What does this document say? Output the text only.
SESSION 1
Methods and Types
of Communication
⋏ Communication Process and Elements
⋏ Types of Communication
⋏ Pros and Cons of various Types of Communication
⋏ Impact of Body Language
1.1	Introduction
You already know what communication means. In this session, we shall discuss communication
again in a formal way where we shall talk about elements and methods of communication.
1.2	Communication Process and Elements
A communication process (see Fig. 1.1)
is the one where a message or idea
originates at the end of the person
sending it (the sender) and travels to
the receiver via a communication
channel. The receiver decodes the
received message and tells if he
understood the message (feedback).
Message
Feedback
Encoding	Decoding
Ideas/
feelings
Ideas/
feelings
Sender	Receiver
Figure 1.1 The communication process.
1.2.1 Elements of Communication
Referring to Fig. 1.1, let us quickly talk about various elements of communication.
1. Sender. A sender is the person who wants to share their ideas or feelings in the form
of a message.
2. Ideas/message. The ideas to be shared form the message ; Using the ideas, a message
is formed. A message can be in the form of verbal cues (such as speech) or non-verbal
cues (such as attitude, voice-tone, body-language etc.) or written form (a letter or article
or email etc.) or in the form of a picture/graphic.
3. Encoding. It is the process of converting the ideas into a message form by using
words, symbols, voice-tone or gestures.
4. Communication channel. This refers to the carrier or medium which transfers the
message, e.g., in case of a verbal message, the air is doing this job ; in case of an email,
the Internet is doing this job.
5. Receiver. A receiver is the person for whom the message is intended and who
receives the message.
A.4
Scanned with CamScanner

## YOUR INSTRUCTIONS
How many lines of the data contain the word "Types"? Answer with the number alone.

## CORRECT RESULT
3